From the records, pick out and copy each line containing "Гетманцева".

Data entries
★ ★ ★

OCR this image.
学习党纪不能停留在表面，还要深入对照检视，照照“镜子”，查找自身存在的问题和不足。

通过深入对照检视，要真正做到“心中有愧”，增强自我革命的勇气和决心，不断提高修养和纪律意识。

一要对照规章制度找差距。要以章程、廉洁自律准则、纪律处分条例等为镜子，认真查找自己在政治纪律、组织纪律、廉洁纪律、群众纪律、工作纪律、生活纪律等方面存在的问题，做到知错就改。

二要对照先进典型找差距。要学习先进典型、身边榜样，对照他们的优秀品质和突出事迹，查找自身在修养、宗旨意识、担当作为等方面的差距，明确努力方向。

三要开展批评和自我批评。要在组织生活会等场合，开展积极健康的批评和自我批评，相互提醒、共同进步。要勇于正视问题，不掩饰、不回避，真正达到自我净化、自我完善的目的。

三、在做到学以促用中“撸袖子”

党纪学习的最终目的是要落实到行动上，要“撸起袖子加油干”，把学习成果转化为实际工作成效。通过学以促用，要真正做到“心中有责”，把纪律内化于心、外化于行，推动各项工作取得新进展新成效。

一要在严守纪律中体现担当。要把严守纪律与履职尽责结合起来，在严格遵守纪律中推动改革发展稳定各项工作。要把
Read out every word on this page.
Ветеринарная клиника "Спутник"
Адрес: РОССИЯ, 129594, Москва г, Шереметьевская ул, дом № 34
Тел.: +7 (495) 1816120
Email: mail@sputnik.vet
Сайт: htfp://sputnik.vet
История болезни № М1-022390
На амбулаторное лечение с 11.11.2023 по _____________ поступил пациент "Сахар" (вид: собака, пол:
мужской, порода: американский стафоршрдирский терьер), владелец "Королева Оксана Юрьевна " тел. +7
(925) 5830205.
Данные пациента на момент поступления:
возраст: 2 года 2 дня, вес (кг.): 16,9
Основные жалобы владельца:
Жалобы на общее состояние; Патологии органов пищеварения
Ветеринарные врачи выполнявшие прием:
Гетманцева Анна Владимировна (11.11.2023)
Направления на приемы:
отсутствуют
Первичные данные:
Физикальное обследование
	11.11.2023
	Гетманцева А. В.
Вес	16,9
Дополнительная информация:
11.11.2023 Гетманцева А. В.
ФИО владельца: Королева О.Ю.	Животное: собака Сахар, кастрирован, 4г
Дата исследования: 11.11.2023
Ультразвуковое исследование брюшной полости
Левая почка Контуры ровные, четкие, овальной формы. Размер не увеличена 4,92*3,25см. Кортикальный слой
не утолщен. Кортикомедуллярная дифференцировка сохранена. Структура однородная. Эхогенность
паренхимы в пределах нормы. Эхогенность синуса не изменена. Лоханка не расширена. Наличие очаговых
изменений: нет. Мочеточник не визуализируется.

★ ★ ★

WRITTEN RESPONSE:
Гетманцева Анна Владимировна (11.11.2023)
	Гетманцева А. В.
11.11.2023 Гетманцева А. В.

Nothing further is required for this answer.